→ WHAT YOU HAVE TO DO: Pull out every line of the listing below where "paquets" appears.
>> START RECORD EXCERPTS
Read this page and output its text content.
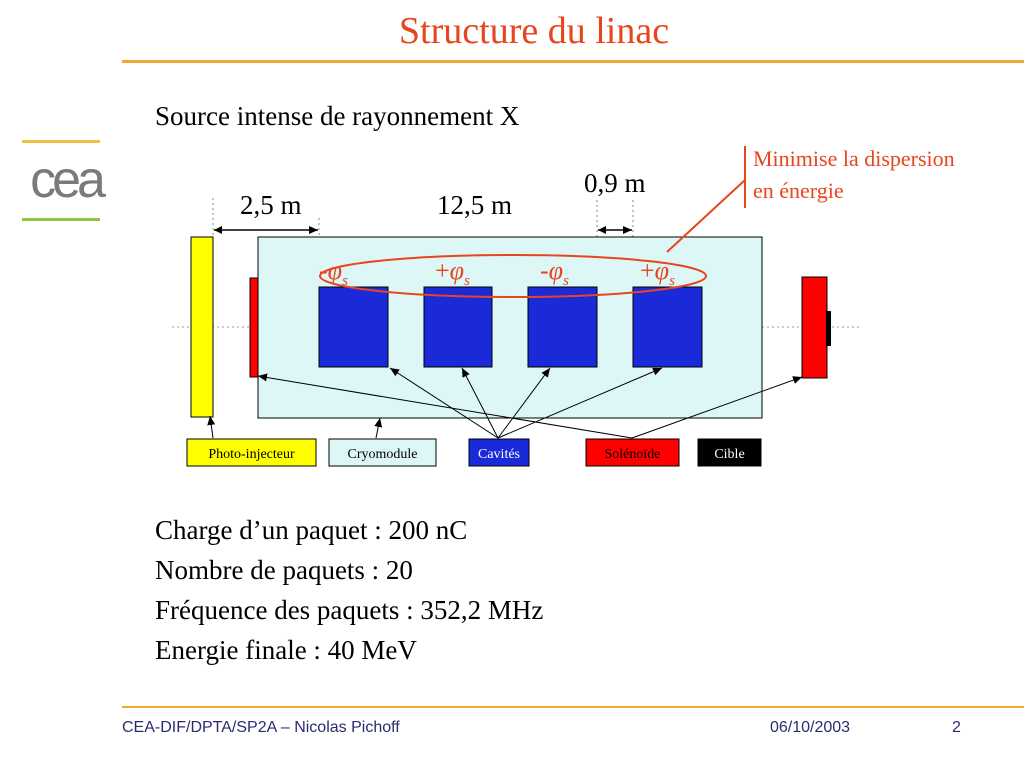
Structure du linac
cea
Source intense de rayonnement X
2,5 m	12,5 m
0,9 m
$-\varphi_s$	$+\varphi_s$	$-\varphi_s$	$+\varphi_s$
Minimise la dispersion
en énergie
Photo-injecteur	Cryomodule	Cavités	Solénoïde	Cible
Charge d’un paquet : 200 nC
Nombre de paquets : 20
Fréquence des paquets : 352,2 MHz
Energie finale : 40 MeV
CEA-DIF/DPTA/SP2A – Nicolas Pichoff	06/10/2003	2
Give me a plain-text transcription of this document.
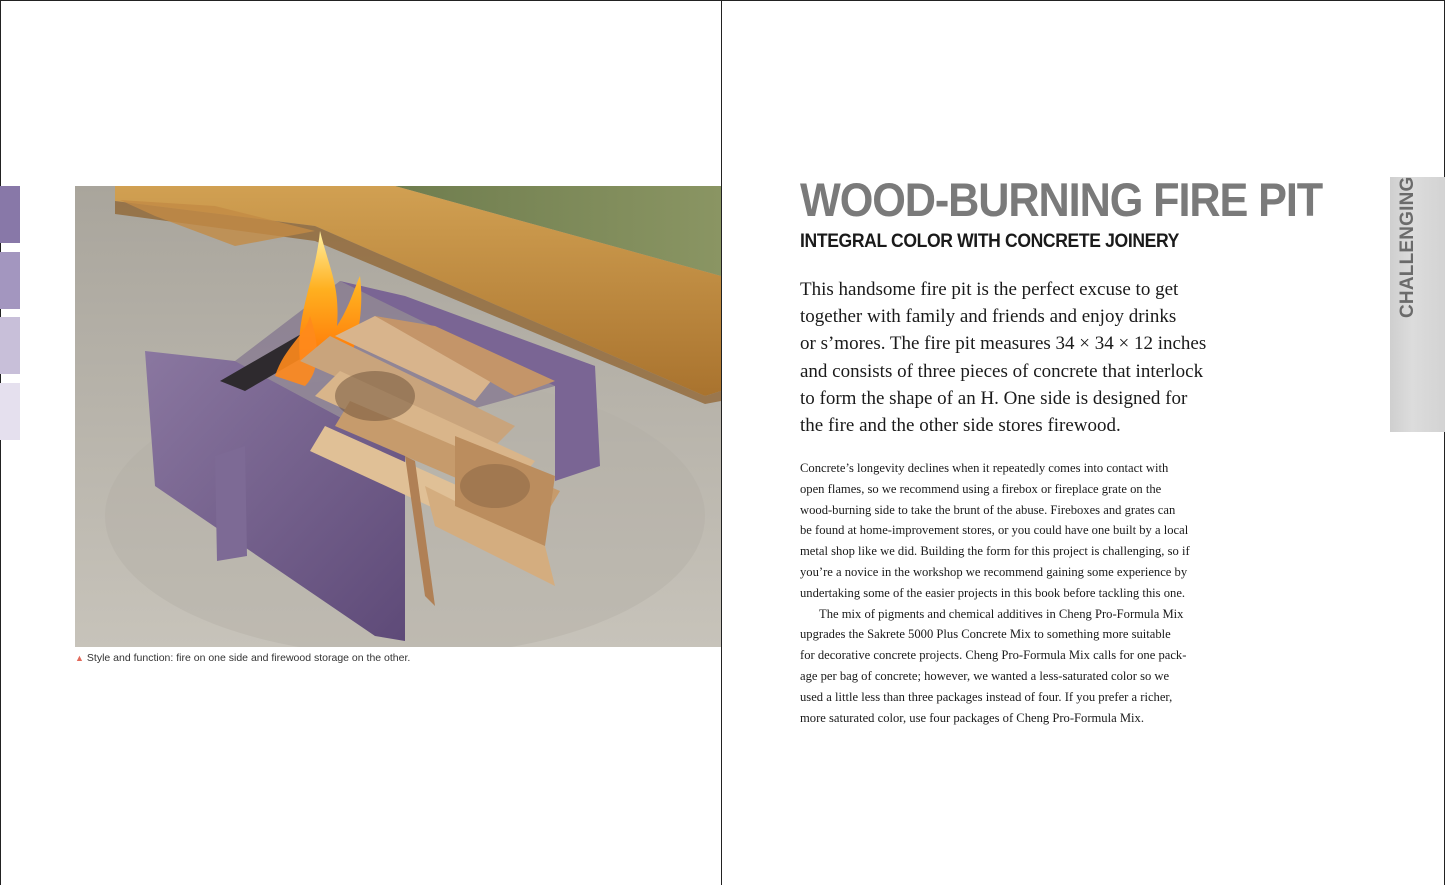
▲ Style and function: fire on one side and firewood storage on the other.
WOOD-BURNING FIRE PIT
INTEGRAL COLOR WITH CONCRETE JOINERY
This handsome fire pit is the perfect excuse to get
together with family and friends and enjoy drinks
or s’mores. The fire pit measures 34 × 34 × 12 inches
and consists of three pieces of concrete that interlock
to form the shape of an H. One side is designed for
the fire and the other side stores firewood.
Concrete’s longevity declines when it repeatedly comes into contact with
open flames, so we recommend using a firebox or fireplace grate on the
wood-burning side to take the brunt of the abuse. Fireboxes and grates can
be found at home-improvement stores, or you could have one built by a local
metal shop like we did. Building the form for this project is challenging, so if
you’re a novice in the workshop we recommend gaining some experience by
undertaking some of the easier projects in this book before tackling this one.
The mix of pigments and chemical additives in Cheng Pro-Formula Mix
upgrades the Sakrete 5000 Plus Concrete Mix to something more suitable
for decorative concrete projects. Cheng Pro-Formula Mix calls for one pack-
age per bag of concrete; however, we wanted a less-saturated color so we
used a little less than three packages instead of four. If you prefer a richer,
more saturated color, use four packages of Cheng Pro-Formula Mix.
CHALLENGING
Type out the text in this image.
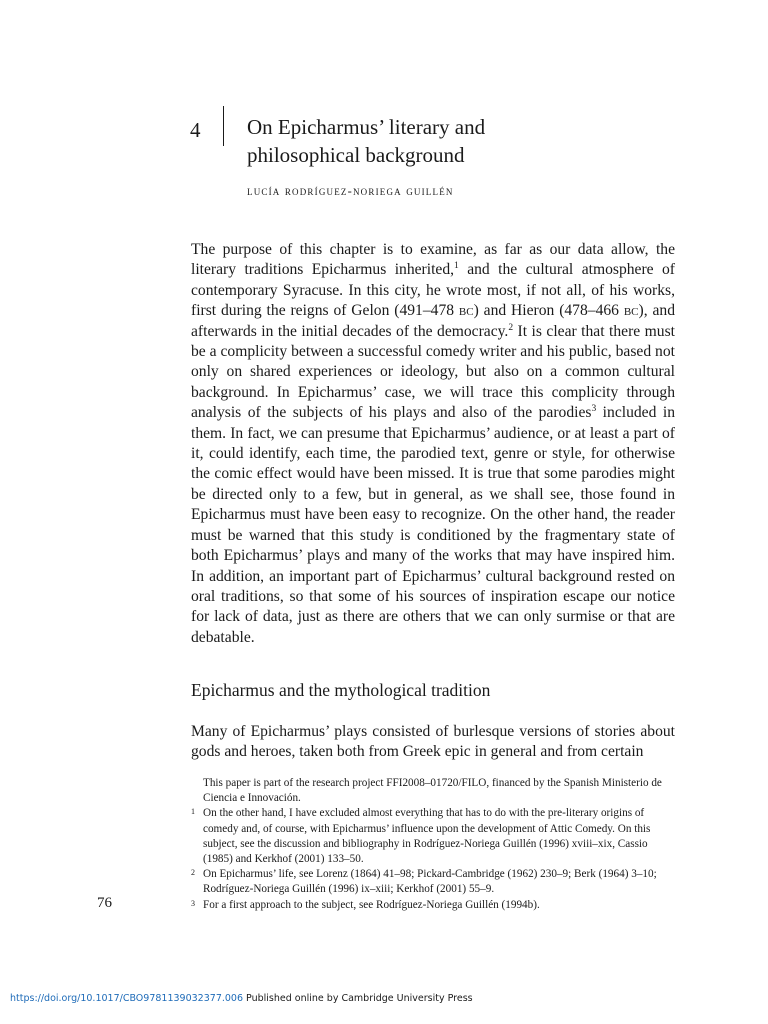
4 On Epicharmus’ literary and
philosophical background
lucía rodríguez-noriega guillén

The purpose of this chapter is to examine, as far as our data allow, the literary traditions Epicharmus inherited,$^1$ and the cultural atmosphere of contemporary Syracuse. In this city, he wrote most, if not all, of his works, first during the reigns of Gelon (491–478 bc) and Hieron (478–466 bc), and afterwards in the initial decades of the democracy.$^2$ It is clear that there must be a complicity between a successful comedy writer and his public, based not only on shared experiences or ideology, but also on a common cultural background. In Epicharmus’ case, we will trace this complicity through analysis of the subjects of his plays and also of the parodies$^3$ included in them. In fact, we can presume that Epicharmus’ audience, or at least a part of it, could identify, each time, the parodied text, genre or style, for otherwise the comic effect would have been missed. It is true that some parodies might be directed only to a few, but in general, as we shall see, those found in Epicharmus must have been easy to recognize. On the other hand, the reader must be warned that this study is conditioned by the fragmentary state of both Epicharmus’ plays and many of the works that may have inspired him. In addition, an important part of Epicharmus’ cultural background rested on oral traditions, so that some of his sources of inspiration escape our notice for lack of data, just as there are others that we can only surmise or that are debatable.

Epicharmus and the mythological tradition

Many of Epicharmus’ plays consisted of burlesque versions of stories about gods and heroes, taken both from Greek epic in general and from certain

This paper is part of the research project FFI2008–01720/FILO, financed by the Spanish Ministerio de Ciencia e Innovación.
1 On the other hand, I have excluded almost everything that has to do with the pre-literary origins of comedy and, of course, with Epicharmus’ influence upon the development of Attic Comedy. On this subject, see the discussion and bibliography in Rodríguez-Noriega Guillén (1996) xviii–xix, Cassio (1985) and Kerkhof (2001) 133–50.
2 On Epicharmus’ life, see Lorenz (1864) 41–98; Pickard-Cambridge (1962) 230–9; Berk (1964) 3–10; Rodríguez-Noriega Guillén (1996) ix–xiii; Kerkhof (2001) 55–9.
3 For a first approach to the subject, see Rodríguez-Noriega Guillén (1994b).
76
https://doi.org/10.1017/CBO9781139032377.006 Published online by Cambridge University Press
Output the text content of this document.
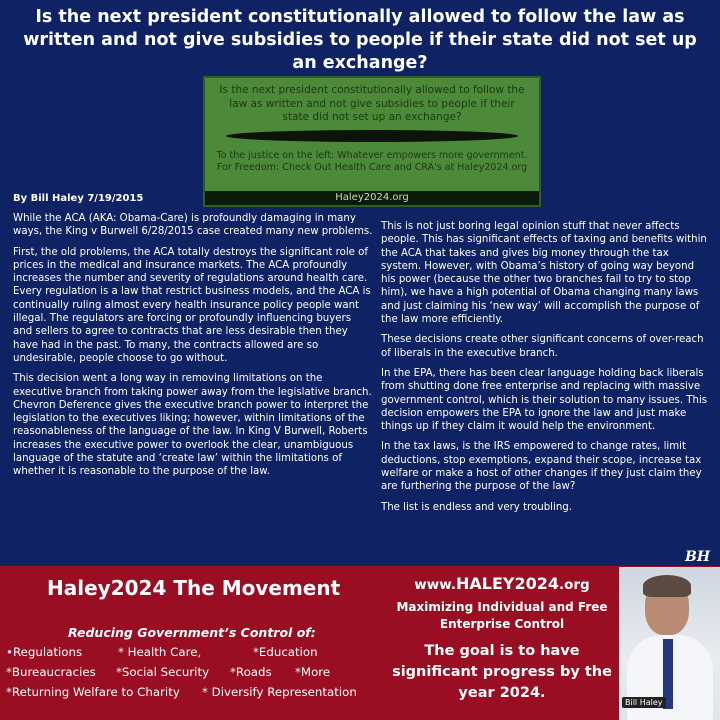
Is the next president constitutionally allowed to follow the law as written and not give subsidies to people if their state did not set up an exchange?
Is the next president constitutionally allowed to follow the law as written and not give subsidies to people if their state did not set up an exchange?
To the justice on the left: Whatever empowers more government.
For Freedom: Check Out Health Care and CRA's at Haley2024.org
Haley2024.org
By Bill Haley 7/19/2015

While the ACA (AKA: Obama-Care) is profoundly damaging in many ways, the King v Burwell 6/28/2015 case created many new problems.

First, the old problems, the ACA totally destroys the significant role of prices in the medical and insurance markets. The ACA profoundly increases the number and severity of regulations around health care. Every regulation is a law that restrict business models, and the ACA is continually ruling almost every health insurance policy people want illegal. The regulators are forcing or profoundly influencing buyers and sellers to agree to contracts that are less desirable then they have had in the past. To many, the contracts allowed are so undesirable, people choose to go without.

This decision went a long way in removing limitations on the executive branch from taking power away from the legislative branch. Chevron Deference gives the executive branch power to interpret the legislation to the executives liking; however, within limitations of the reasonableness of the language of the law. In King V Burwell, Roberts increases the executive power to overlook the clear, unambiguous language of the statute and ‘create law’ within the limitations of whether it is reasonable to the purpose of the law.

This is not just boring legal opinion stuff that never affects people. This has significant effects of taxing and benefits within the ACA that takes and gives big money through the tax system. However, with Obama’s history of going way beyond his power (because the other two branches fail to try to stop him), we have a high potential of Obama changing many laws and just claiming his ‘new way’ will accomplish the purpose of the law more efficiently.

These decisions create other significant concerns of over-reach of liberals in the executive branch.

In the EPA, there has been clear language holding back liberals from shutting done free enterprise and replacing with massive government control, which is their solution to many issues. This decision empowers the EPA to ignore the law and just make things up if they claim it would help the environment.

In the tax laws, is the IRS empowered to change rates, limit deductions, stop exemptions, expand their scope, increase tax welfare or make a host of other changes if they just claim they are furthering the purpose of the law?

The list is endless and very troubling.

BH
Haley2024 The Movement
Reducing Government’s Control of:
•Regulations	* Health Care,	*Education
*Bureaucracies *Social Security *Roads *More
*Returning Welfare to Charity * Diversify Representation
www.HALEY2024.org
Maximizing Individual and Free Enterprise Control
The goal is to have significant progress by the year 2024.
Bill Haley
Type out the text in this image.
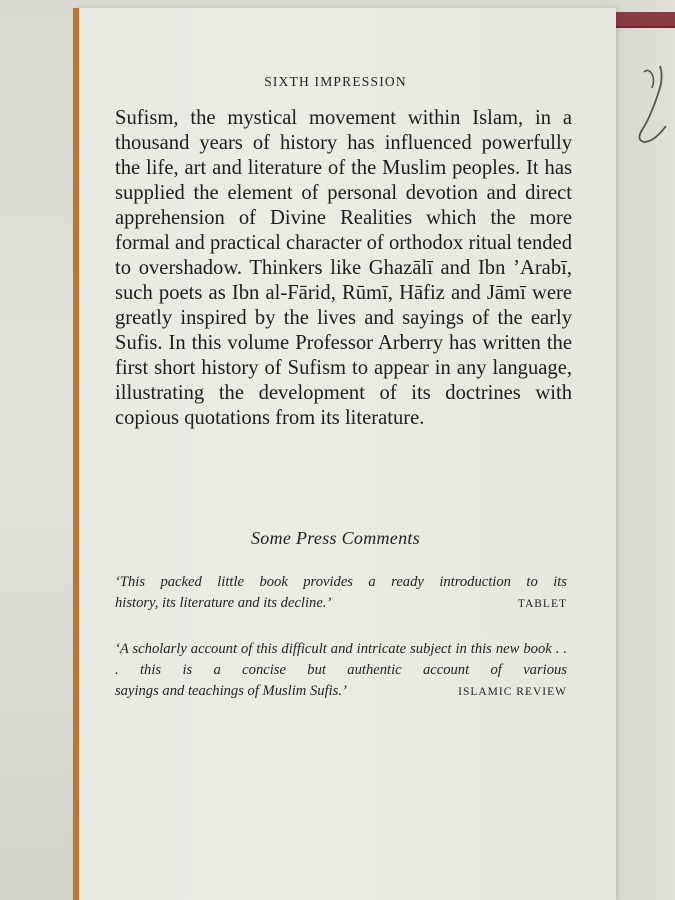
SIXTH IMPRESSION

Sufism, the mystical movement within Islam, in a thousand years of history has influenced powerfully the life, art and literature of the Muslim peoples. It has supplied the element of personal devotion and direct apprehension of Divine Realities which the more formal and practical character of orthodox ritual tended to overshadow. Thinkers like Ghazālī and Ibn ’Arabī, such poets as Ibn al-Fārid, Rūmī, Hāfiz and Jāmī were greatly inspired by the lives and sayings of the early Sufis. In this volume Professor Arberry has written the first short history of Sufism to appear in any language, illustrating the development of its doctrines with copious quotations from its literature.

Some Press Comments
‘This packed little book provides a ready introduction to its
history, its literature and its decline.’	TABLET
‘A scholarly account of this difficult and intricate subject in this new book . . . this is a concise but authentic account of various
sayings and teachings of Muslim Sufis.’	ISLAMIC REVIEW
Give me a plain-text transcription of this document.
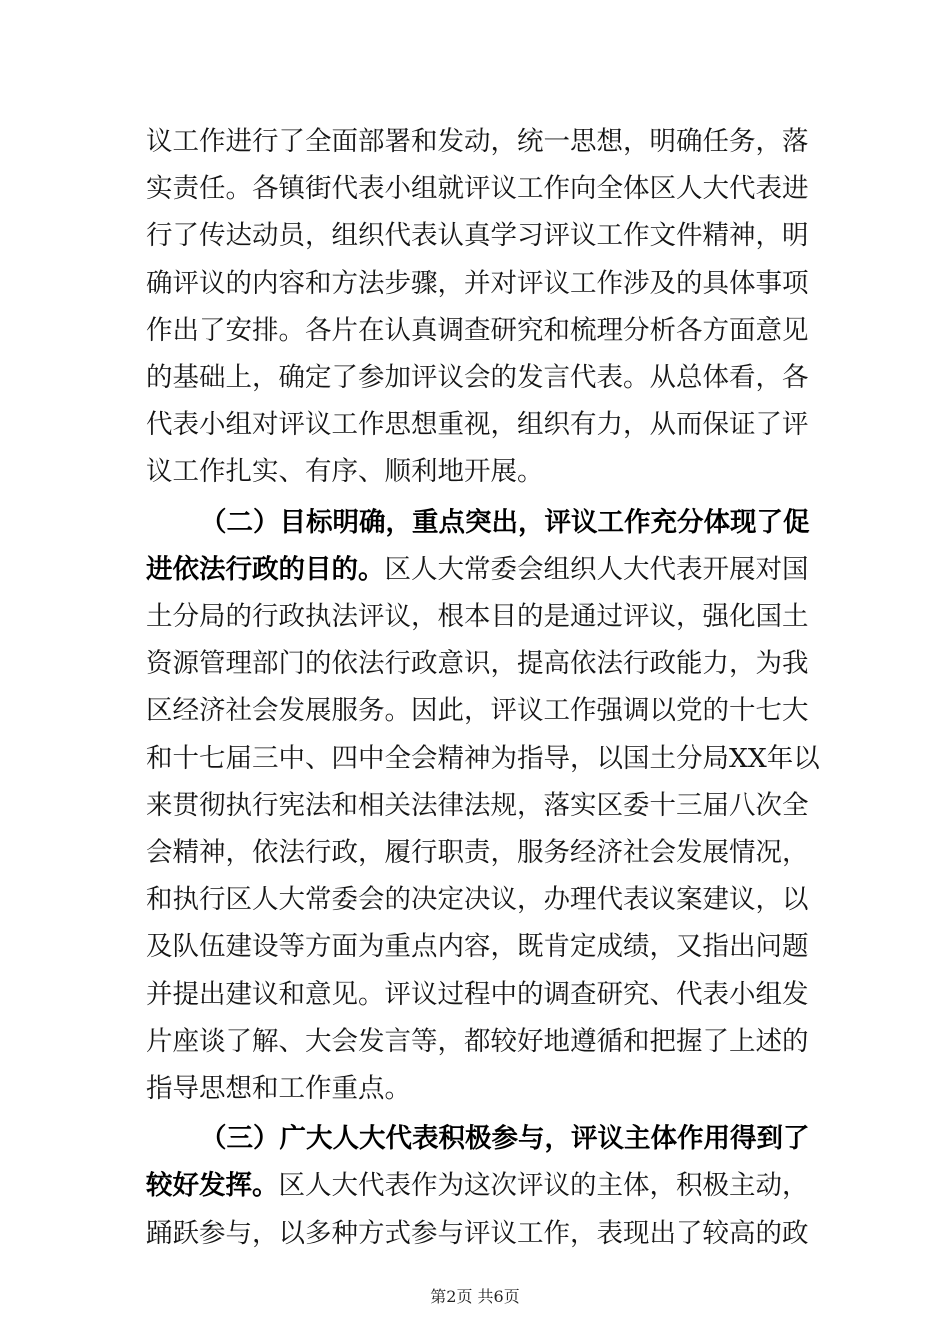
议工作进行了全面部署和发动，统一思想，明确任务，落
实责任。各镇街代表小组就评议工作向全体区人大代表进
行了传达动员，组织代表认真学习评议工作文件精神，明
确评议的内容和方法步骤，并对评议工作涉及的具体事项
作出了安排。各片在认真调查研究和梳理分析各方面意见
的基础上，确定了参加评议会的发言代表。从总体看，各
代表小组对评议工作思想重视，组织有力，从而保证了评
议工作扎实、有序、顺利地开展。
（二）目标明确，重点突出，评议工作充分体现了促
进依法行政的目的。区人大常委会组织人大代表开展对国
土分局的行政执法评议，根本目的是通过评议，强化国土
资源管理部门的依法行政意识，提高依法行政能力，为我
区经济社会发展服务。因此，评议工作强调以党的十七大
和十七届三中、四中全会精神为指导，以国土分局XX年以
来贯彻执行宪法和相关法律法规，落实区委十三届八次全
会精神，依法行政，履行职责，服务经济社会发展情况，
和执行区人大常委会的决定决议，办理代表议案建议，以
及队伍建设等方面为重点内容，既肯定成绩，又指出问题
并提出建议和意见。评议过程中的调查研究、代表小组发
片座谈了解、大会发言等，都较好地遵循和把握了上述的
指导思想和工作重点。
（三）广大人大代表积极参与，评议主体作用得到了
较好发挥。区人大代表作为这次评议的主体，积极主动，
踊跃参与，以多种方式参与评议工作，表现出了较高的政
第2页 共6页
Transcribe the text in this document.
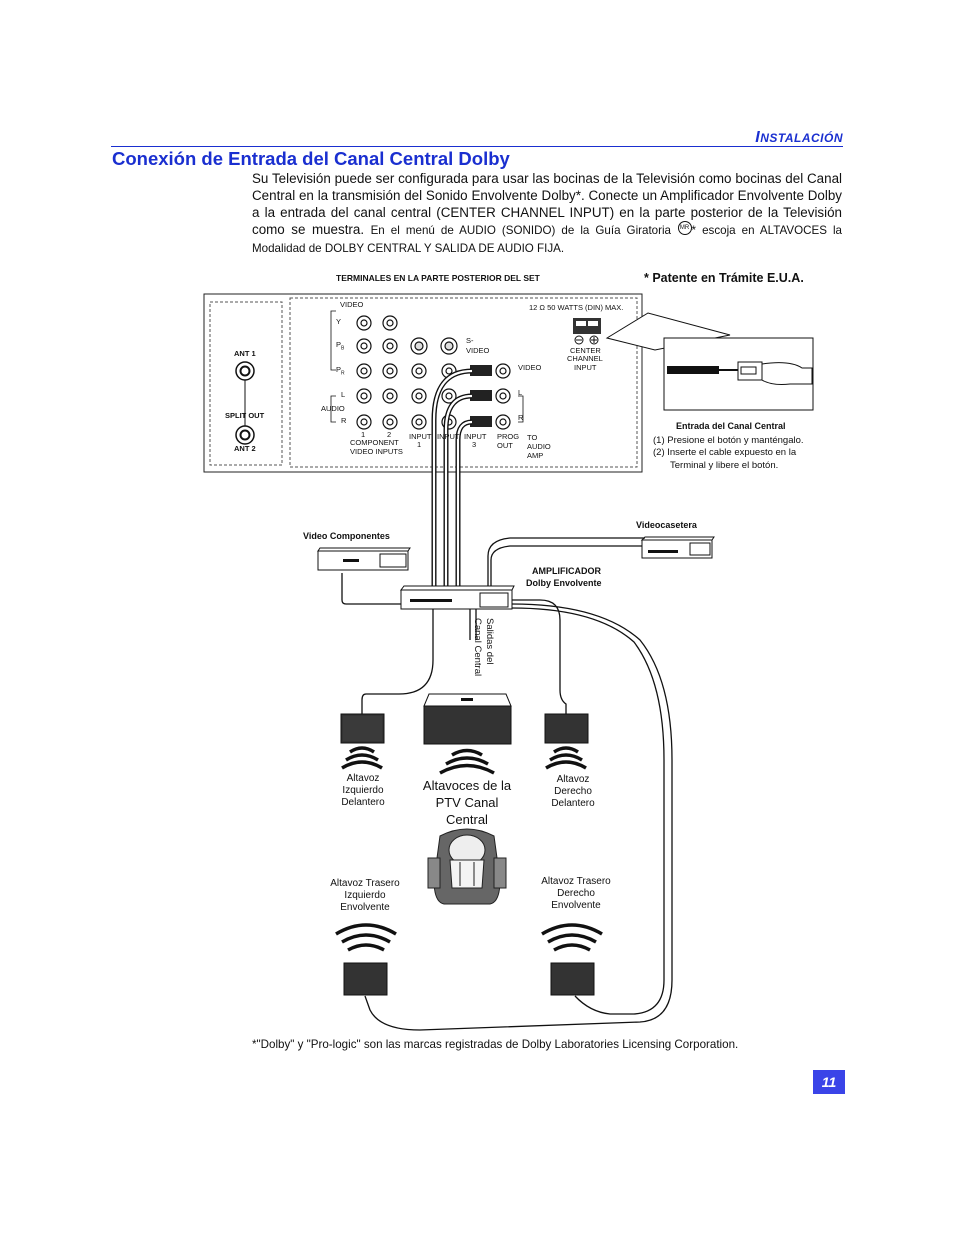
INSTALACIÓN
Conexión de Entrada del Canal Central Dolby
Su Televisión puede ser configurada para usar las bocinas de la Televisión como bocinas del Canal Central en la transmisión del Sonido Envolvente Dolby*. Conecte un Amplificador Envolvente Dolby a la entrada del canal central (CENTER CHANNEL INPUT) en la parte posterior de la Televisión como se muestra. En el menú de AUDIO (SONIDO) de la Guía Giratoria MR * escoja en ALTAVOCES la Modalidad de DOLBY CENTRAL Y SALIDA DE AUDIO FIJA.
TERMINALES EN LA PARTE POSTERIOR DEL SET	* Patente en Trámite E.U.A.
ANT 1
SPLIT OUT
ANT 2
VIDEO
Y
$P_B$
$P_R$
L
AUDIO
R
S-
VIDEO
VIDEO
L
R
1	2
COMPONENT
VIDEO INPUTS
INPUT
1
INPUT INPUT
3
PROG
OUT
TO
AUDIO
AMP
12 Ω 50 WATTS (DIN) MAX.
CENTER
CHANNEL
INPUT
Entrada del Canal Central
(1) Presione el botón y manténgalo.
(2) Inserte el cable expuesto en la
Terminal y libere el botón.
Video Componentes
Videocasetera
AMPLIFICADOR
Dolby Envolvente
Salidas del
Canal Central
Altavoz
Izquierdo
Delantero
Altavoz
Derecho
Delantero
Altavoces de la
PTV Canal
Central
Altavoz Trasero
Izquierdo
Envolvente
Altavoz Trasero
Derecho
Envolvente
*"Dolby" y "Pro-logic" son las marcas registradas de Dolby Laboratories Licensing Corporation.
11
>> END RECORD EXCERPTS
→ ANSWER TO THIS EXERCISE:
Nombre de paquets : 20
Fréquence des paquets : 352,2 MHz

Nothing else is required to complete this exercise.